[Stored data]
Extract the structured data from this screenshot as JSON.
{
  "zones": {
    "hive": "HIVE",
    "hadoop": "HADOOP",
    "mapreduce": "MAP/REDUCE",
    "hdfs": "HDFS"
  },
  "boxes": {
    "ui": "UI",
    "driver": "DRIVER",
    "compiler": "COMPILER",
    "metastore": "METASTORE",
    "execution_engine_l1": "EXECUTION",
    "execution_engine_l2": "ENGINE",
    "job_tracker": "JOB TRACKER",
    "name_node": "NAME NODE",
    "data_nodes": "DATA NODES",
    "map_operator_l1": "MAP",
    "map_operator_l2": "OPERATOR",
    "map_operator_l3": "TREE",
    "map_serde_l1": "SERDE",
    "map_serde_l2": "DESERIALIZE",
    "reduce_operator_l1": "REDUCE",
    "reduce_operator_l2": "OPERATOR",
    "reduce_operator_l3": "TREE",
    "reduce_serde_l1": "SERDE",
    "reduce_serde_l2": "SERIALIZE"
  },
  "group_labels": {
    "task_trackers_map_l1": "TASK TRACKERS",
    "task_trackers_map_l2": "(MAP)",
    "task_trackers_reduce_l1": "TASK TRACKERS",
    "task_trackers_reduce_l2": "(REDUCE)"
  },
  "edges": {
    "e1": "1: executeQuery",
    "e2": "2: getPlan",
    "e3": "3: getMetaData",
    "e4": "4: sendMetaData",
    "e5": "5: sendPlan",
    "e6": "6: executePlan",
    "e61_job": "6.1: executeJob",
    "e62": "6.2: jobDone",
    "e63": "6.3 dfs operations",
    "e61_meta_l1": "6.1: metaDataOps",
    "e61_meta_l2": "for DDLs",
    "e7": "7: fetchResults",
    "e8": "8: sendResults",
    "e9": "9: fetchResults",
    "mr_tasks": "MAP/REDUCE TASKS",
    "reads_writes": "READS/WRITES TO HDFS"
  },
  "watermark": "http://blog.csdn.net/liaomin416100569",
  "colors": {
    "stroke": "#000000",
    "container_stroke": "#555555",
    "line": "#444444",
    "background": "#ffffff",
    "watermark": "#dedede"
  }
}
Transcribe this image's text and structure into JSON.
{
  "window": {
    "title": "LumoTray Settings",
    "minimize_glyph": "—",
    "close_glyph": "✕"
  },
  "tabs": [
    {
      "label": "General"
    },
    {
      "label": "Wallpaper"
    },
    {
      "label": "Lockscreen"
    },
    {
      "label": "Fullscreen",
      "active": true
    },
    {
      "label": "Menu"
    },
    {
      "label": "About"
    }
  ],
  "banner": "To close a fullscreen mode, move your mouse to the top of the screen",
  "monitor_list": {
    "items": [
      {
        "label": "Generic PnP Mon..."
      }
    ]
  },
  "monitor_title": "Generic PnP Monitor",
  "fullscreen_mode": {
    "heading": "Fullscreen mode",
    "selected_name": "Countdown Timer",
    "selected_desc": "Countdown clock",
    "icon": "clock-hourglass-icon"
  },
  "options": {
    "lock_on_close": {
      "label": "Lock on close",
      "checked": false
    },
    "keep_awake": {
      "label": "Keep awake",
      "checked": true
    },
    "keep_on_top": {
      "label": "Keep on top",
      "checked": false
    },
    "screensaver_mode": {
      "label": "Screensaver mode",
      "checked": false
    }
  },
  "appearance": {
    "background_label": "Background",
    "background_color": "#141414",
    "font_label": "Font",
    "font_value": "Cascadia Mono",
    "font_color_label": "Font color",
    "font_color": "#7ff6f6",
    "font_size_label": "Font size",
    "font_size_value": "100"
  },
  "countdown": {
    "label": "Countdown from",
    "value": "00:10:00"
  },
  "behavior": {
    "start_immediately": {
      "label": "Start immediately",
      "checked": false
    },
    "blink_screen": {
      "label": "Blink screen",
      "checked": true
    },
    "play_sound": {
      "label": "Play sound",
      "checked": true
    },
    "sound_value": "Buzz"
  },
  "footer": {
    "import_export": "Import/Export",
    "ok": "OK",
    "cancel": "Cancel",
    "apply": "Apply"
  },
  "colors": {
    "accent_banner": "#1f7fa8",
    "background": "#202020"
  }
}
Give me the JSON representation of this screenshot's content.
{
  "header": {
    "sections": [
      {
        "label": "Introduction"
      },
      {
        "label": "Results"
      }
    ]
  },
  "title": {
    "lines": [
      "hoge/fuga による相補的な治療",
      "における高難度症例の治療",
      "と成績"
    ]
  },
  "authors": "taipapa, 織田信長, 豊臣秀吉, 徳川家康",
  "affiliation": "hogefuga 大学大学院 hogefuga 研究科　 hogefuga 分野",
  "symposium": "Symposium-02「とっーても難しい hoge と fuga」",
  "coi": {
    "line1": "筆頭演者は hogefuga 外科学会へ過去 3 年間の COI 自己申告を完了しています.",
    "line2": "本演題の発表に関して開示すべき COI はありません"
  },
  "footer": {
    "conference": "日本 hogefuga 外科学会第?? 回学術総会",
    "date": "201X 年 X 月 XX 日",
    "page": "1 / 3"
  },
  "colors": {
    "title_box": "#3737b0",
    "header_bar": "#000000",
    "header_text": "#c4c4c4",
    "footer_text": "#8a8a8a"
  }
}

**WHAT IS ASKED**
Output each entry precisely as given.

**RESPONSE FOR THIS EXERCISE**
Extract the structured data from this screenshot as JSON.
{
  "zones": {
    "hive": "HIVE",
    "hadoop": "HADOOP",
    "mapreduce": "MAP/REDUCE",
    "hdfs": "HDFS"
  },
  "boxes": {
    "ui": "UI",
    "driver": "DRIVER",
    "compiler": "COMPILER",
    "metastore": "METASTORE",
    "execution_engine_l1": "EXECUTION",
    "execution_engine_l2": "ENGINE",
    "job_tracker": "JOB TRACKER",
    "name_node": "NAME NODE",
    "data_nodes": "DATA NODES",
    "map_operator_l1": "MAP",
    "map_operator_l2": "OPERATOR",
    "map_operator_l3": "TREE",
    "map_serde_l1": "SERDE",
    "map_serde_l2": "DESERIALIZE",
    "reduce_operator_l1": "REDUCE",
    "reduce_operator_l2": "OPERATOR",
    "reduce_operator_l3": "TREE",
    "reduce_serde_l1": "SERDE",
    "reduce_serde_l2": "SERIALIZE"
  },
  "group_labels": {
    "task_trackers_map_l1": "TASK TRACKERS",
    "task_trackers_map_l2": "(MAP)",
    "task_trackers_reduce_l1": "TASK TRACKERS",
    "task_trackers_reduce_l2": "(REDUCE)"
  },
  "edges": {
    "e1": "1: executeQuery",
    "e2": "2: getPlan",
    "e3": "3: getMetaData",
    "e4": "4: sendMetaData",
    "e5": "5: sendPlan",
    "e6": "6: executePlan",
    "e61_job": "6.1: executeJob",
    "e62": "6.2: jobDone",
    "e63": "6.3 dfs operations",
    "e61_meta_l1": "6.1: metaDataOps",
    "e61_meta_l2": "for DDLs",
    "e7": "7: fetchResults",
    "e8": "8: sendResults",
    "e9": "9: fetchResults",
    "mr_tasks": "MAP/REDUCE TASKS",
    "reads_writes": "READS/WRITES TO HDFS"
  },
  "watermark": "http://blog.csdn.net/liaomin416100569",
  "colors": {
    "stroke": "#000000",
    "container_stroke": "#555555",
    "line": "#444444",
    "background": "#ffffff",
    "watermark": "#dedede"
  }
}
Transcribe this image's text and structure into JSON.
{
  "window": {
    "title": "LumoTray Settings",
    "minimize_glyph": "—",
    "close_glyph": "✕"
  },
  "tabs": [
    {
      "label": "General"
    },
    {
      "label": "Wallpaper"
    },
    {
      "label": "Lockscreen"
    },
    {
      "label": "Fullscreen",
      "active": true
    },
    {
      "label": "Menu"
    },
    {
      "label": "About"
    }
  ],
  "banner": "To close a fullscreen mode, move your mouse to the top of the screen",
  "monitor_list": {
    "items": [
      {
        "label": "Generic PnP Mon..."
      }
    ]
  },
  "monitor_title": "Generic PnP Monitor",
  "fullscreen_mode": {
    "heading": "Fullscreen mode",
    "selected_name": "Countdown Timer",
    "selected_desc": "Countdown clock",
    "icon": "clock-hourglass-icon"
  },
  "options": {
    "lock_on_close": {
      "label": "Lock on close",
      "checked": false
    },
    "keep_awake": {
      "label": "Keep awake",
      "checked": true
    },
    "keep_on_top": {
      "label": "Keep on top",
      "checked": false
    },
    "screensaver_mode": {
      "label": "Screensaver mode",
      "checked": false
    }
  },
  "appearance": {
    "background_label": "Background",
    "background_color": "#141414",
    "font_label": "Font",
    "font_value": "Cascadia Mono",
    "font_color_label": "Font color",
    "font_color": "#7ff6f6",
    "font_size_label": "Font size",
    "font_size_value": "100"
  },
  "countdown": {
    "label": "Countdown from",
    "value": "00:10:00"
  },
  "behavior": {
    "start_immediately": {
      "label": "Start immediately",
      "checked": false
    },
    "blink_screen": {
      "label": "Blink screen",
      "checked": true
    },
    "play_sound": {
      "label": "Play sound",
      "checked": true
    },
    "sound_value": "Buzz"
  },
  "footer": {
    "import_export": "Import/Export",
    "ok": "OK",
    "cancel": "Cancel",
    "apply": "Apply"
  },
  "colors": {
    "accent_banner": "#1f7fa8",
    "background": "#202020"
  }
}
Give me the JSON representation of this screenshot's content.
{
  "header": {
    "sections": [
      {
        "label": "Introduction"
      },
      {
        "label": "Results"
      }
    ]
  },
  "title": {
    "lines": [
      "hoge/fuga による相補的な治療",
      "における高難度症例の治療",
      "と成績"
    ]
  },
  "authors": "taipapa, 織田信長, 豊臣秀吉, 徳川家康",
  "affiliation": "hogefuga 大学大学院 hogefuga 研究科　 hogefuga 分野",
  "symposium": "Symposium-02「とっーても難しい hoge と fuga」",
  "coi": {
    "line1": "筆頭演者は hogefuga 外科学会へ過去 3 年間の COI 自己申告を完了しています.",
    "line2": "本演題の発表に関して開示すべき COI はありません"
  },
  "footer": {
    "conference": "日本 hogefuga 外科学会第?? 回学術総会",
    "date": "201X 年 X 月 XX 日",
    "page": "1 / 3"
  },
  "colors": {
    "title_box": "#3737b0",
    "header_bar": "#000000",
    "header_text": "#c4c4c4",
    "footer_text": "#8a8a8a"
  }
}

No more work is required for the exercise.